Set problem: Each line that holds the word "Trapa" is to be identified and copied.

______

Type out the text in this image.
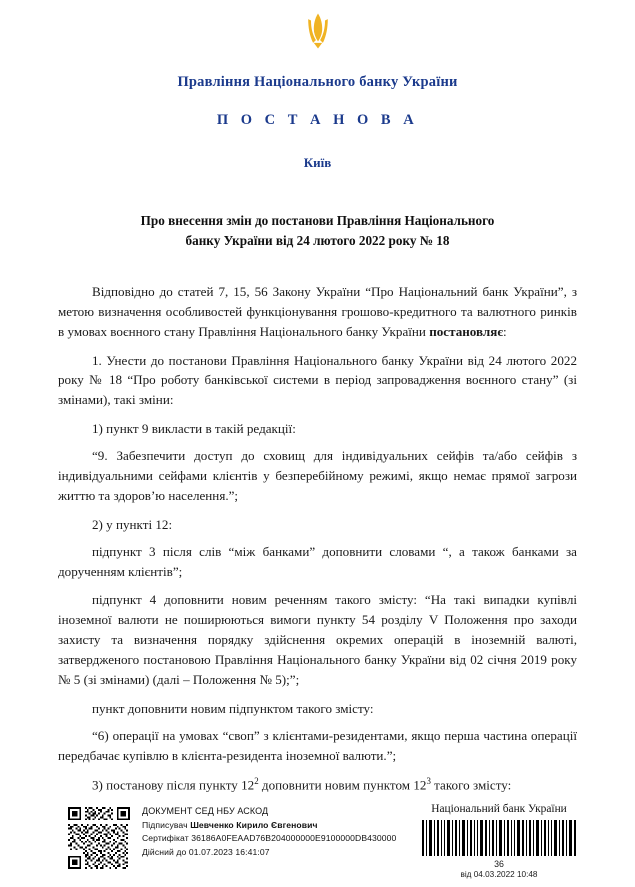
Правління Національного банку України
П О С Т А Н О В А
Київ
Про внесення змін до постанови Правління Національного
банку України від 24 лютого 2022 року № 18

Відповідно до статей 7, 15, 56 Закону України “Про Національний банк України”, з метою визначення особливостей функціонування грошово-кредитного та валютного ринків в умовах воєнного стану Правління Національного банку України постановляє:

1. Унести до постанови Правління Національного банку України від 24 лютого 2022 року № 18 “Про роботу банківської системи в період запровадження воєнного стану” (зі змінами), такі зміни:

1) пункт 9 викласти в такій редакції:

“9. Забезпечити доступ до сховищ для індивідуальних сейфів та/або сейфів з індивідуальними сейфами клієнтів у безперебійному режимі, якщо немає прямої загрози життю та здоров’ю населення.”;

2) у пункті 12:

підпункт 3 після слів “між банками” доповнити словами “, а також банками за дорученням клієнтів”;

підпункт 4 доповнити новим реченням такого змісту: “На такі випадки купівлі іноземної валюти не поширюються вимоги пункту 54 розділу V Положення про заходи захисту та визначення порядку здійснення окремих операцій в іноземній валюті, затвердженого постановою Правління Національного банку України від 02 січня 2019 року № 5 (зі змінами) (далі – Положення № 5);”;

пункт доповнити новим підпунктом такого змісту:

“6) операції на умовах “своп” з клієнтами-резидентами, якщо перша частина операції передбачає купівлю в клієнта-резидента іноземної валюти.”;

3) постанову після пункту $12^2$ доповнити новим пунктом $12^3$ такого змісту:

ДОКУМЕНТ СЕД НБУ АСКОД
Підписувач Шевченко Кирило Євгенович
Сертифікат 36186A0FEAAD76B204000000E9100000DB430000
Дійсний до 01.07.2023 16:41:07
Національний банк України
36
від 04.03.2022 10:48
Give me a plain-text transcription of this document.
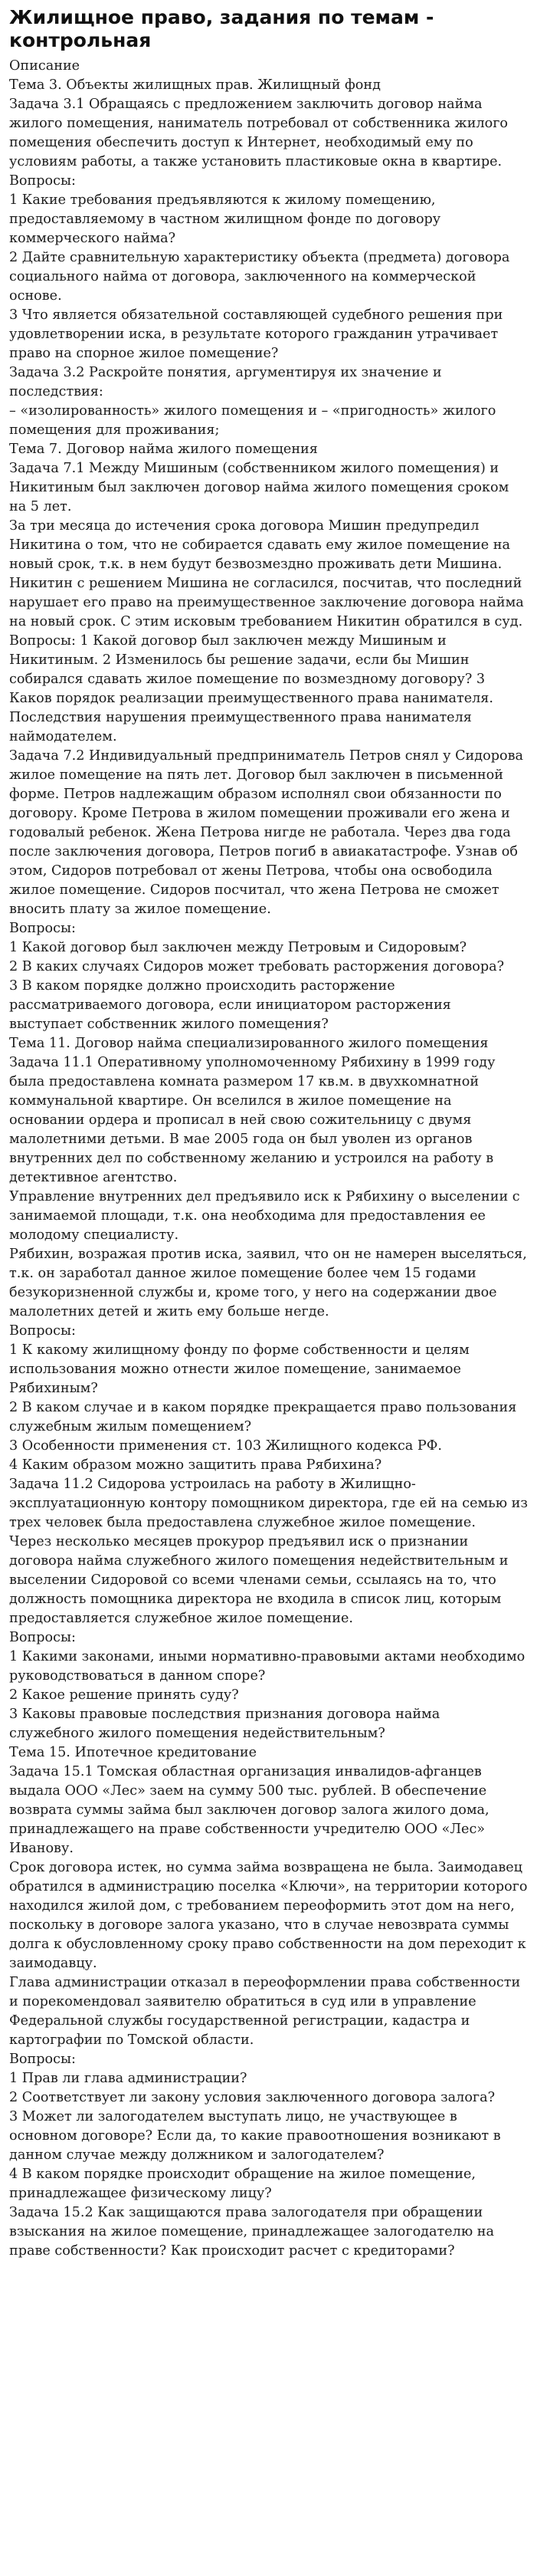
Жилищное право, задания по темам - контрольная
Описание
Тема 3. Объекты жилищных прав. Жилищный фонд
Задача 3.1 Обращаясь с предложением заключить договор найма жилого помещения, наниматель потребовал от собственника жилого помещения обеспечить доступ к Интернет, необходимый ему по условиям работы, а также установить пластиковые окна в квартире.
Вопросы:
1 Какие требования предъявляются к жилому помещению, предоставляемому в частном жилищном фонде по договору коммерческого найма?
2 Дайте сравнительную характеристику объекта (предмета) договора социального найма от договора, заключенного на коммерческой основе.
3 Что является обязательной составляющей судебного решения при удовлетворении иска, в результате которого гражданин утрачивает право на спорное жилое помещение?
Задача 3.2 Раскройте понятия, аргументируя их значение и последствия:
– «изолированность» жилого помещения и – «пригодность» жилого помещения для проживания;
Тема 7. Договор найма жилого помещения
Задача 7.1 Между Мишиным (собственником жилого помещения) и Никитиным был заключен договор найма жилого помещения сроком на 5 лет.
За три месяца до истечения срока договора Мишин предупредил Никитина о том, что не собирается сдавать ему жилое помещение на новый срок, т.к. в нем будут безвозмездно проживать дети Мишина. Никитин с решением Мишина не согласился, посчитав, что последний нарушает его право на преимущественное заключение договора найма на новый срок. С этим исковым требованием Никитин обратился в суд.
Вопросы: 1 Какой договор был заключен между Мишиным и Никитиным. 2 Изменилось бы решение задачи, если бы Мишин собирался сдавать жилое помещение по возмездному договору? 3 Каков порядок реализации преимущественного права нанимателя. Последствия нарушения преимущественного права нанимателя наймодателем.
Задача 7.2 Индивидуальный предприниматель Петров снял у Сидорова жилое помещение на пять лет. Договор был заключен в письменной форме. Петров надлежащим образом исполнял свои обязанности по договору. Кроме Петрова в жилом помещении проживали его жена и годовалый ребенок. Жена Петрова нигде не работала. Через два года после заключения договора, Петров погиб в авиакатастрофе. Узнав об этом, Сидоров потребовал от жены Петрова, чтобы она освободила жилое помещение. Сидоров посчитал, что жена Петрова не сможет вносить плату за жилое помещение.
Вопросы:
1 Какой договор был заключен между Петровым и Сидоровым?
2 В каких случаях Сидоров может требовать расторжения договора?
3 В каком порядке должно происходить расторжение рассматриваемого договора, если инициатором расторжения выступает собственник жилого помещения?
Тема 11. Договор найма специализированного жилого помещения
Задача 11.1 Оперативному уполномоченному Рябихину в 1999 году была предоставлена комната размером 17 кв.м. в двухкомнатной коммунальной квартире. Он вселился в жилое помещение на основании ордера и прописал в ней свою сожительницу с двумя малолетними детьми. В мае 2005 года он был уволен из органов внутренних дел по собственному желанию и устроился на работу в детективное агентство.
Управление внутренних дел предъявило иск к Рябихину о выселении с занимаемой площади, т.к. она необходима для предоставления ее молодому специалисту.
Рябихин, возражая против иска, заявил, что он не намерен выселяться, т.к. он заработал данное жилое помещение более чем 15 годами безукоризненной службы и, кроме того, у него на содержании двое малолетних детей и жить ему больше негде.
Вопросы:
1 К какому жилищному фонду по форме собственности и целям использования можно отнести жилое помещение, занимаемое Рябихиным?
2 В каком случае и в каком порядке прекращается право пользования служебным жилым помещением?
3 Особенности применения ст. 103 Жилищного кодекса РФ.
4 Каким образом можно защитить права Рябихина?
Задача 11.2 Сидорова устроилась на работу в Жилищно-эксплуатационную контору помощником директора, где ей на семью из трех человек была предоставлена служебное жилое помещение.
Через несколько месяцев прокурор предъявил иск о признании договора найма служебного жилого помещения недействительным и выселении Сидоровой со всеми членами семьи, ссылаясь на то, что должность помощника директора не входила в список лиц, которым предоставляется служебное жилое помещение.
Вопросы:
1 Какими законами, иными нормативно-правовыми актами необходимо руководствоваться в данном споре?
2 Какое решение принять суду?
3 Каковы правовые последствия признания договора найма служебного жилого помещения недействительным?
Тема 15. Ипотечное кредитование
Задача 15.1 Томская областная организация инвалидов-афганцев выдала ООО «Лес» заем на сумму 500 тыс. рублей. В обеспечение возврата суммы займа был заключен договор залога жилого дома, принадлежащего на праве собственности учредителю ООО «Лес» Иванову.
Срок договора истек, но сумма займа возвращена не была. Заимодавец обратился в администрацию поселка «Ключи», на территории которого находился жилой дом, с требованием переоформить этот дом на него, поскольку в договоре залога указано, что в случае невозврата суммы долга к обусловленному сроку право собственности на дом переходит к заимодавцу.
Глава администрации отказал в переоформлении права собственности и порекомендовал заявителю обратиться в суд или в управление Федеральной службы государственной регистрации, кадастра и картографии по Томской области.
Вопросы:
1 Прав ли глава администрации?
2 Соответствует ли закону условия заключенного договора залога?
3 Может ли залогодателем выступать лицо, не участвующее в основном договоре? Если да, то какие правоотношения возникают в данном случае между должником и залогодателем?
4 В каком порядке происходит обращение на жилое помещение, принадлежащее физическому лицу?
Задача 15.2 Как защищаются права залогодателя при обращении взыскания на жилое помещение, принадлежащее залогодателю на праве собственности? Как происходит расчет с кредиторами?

______

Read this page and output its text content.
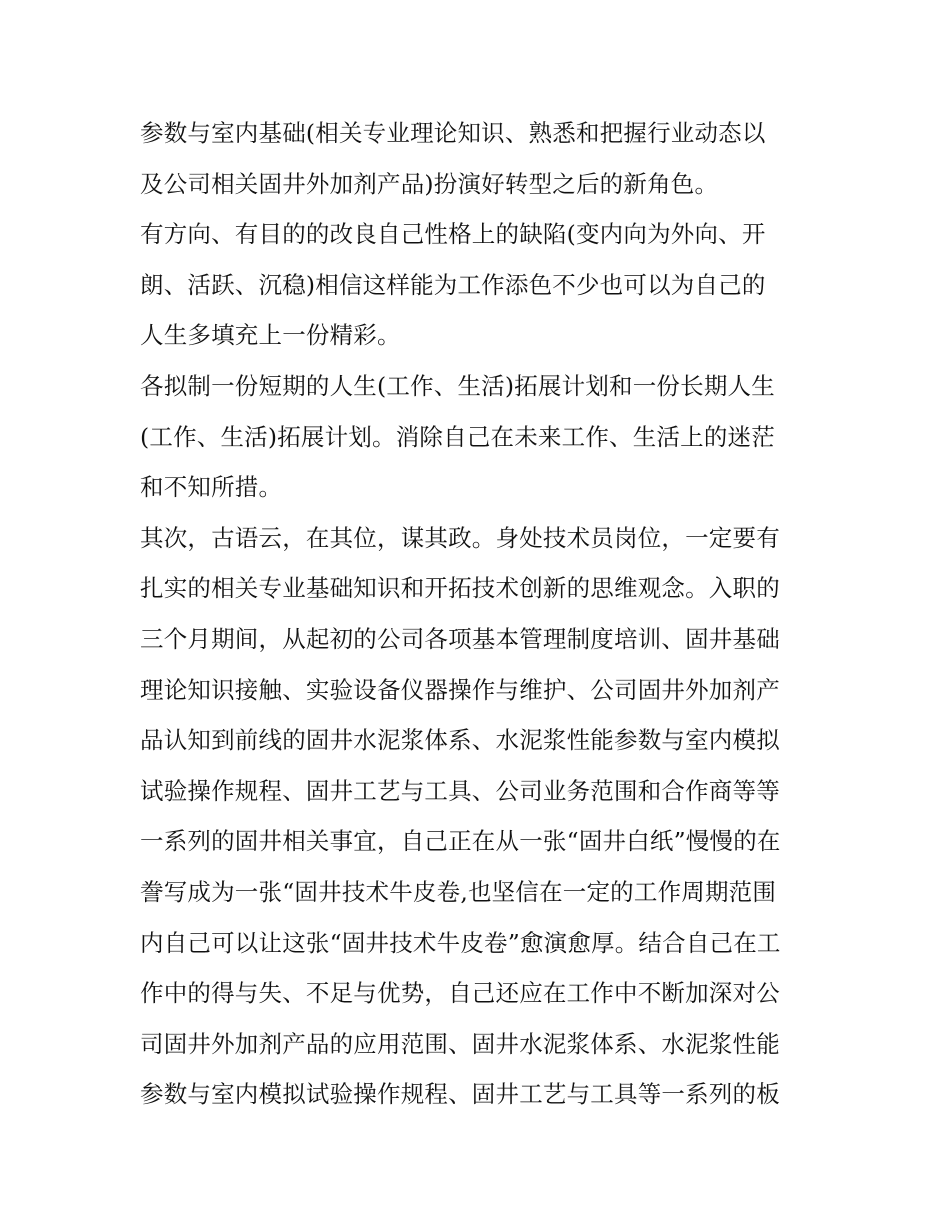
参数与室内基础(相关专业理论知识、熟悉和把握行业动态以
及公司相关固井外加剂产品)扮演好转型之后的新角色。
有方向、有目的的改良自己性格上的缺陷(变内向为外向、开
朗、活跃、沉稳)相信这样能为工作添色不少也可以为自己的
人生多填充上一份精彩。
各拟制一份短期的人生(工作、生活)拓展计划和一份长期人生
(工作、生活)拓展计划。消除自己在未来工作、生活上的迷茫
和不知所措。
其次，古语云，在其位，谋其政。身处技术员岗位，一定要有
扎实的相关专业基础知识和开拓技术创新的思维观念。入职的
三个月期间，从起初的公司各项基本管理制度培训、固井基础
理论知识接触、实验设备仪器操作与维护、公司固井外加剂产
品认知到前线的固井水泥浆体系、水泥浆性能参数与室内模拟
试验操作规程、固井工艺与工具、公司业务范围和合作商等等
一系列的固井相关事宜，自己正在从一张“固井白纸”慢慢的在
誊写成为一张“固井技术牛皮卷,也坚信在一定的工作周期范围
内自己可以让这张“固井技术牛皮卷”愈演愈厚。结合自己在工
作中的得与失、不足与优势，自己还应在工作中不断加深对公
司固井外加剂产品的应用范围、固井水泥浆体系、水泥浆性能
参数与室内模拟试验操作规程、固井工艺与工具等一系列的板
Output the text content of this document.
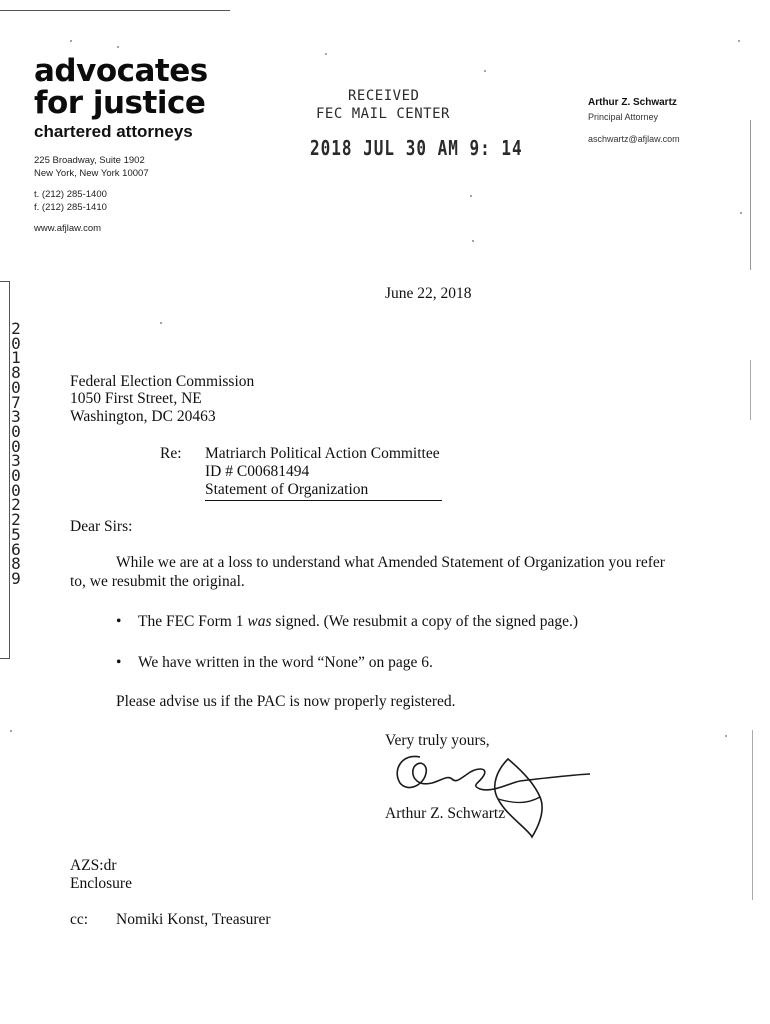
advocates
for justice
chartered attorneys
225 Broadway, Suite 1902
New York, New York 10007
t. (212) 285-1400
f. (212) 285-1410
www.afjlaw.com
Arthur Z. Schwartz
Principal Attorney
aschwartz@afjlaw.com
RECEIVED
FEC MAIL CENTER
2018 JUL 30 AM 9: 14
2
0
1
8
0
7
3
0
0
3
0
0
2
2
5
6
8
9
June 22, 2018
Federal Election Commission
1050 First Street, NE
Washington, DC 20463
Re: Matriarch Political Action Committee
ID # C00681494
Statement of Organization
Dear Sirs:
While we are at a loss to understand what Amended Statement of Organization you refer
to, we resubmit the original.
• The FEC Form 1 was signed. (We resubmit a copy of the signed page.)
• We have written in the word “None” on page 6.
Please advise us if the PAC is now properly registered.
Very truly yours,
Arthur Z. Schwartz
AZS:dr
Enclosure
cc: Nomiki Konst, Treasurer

______

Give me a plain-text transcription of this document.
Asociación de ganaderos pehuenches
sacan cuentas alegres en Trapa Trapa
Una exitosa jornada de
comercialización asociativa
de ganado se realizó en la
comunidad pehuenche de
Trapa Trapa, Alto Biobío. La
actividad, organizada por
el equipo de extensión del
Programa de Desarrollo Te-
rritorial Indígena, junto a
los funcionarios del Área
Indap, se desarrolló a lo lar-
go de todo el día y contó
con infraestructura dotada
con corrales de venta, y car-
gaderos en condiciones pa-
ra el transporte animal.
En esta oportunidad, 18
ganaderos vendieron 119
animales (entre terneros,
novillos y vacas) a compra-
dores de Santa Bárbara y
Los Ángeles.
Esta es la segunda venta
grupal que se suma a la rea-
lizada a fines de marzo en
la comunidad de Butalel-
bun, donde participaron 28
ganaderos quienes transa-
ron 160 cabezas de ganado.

______

Answer below:
sacan cuentas alegres en Trapa Trapa
Trapa Trapa, Alto Biobío. La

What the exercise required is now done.